[[ TEXT FOR ANALYSIS, beginning ]]
When Mayes first came to MIT in the 1990s, she was studying mixtures of long linear and branched molecules, and how the branched molecules have a tendency to migrate to the surfaces of the mixtures. While she was looking for funding, a program director at the U.S. Office of Naval Research suggested that her work might be applied to water filtration membrane technology. Mayes discovered that her mixtures of chemicals made excellent water filtration membranes.

Like Cohn, Mayes came across a licensee for her technology by chance. She read a magazine article that included a quote from an executive at East Hills, NY, filtration technology company Pall, who said the company was interested in smart-membrane technology. Mayes called Pall and eventually connected with research director Rich Salinaro. “A lot of times it takes someone on the inside of a company to recognize the potential for [a technology] and to become a champion for it. Rich played that role,” Mayes says. Pall subsequently licensed the technology and is now turning it into a commercial product. Mayes is happy that Pall is taking the lead on the commercial side of her work. “I like to invent things, but I don’t have any desire to start my own company and make a product and sell it,” she says.

Going It Alone
Frequently, a newly patented technology cannot find a home at an established company. In fact, about 30 percent of MIT’s licenses go to startup companies; often, the companies’ founders and executive management teams include the MIT inventors whose technologies are being licensed. In fiscal year 2003, 17 startups were founded on MIT research. For some researchers, such as chemical-engineering professor Karen Gleason ’82, SM ’82, licensing to a startup may be the only way to bring their technology to market. In 1996, Gleason’s lab stumbled upon a way to coat objects with a 10-nanometer-thick layer of polytetrafluoroethylene (commonly known by the DuPont trade name Teflon). Gleason filed for a patent, but although many companies were interested in the technology, none wanted to license and develop it. “I was hoping that by working with a company at the research level at MIT, we could get far enough along that they would license it and develop it themselves,” says Gleason. She originally hadn’t considered building a startup around the technology, but two years ago, she and one of her former graduate students, Hilton Pryce Lewis, SM ’98, PhD ’01, licensed the patents from MIT and formed Cambridge-based GVD. Gleason is on sabbatical this year and is working at the company, which coats objects—everything from tissue paper to medical devices—with Teflon for dozens of clients.

Between getting startups off the ground, filing patents, and negotiating licenses, the eight senior licensing officers at the Technology Licensing Office have their hands full. “We’re good jugglers,” says Nelsen. “The undergraduate drinking-from-a-fire-hose experience…is very good training for this job.” But Nelsen wouldn’t have it any other way. Every researcher who walks through the door of her office represents an opportunity for MIT to get a lifesaving drug, a better water filter, or a cleaner diesel engine out into the world.
[[ TEXT FOR ANALYSIS, end ]]
[[ RECORDS PROVIDED, beginning ]]
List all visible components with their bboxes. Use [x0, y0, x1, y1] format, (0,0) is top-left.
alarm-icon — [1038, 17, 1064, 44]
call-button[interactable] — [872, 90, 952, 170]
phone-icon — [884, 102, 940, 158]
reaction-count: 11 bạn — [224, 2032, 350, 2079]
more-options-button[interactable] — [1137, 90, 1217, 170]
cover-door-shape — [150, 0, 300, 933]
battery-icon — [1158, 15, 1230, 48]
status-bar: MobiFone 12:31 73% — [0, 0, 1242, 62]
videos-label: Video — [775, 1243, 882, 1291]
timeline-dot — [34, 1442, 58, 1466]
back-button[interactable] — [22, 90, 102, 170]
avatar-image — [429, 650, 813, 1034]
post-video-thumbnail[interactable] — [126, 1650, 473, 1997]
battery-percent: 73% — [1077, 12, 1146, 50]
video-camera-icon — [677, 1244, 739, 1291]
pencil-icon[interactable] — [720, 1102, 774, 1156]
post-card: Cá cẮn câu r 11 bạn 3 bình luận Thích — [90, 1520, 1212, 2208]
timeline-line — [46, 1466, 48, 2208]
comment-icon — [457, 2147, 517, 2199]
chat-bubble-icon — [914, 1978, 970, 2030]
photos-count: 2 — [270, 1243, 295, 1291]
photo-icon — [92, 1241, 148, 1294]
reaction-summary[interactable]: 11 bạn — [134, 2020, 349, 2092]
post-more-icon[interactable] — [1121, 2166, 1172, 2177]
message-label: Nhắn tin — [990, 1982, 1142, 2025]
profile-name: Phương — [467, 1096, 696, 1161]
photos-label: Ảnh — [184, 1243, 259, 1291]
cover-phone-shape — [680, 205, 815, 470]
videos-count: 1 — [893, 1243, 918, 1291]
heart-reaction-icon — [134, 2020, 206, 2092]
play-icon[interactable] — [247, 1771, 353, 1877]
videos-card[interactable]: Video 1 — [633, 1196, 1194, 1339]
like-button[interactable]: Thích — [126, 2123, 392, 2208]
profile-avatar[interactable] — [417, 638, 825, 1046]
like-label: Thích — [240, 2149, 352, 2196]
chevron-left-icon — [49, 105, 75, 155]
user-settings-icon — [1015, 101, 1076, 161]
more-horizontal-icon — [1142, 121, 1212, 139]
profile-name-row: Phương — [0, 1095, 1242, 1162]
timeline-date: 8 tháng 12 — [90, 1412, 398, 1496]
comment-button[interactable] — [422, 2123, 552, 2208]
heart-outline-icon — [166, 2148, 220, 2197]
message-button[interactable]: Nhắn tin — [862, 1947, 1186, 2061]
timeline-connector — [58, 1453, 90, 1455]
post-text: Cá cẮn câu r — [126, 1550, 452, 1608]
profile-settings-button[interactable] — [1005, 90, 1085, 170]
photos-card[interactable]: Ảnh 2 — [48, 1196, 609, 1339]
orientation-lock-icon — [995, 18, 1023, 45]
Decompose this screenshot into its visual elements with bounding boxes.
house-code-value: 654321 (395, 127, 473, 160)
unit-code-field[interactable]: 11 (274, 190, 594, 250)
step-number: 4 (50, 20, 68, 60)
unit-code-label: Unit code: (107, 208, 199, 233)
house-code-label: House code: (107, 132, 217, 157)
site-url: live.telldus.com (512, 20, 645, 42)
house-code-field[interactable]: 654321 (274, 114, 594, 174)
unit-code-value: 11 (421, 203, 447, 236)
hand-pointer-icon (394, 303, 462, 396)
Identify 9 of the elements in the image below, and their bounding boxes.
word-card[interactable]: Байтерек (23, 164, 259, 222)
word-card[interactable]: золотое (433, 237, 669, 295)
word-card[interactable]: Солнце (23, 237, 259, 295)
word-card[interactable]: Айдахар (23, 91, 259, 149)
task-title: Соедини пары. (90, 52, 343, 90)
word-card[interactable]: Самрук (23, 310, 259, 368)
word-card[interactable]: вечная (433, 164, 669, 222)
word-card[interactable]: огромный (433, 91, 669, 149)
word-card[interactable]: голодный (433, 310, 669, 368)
[[ RECORDS PROVIDED, end ]]
▸ **USING THE INFORMATION**:
1 - In the text on MIT technology licensing above, reproduce the passage that begins at the words "When Mayes first" and stops after the words "water filtration membranes.".
2 - Render this sentence from the text on MIT technology licensing into Spanish: "In fiscal year 2003, 17 startups were founded on MIT research."

▸ **YOUR WRITTEN ANSWERS**:
1 -
When Mayes first came to MIT in the 1990s, she was studying mixtures of long linear and branched molecules, and how the branched molecules have a tendency to migrate to the surfaces of the mixtures. While she was looking for funding, a program director at the U.S. Office of Naval Research suggested that her work might be applied to water filtration membrane technology. Mayes discovered that her mixtures of chemicals made excellent water filtration membranes.

2 - En el año fiscal 2003 se fundaron 17 empresas emergentes basadas en investigaciones del MIT.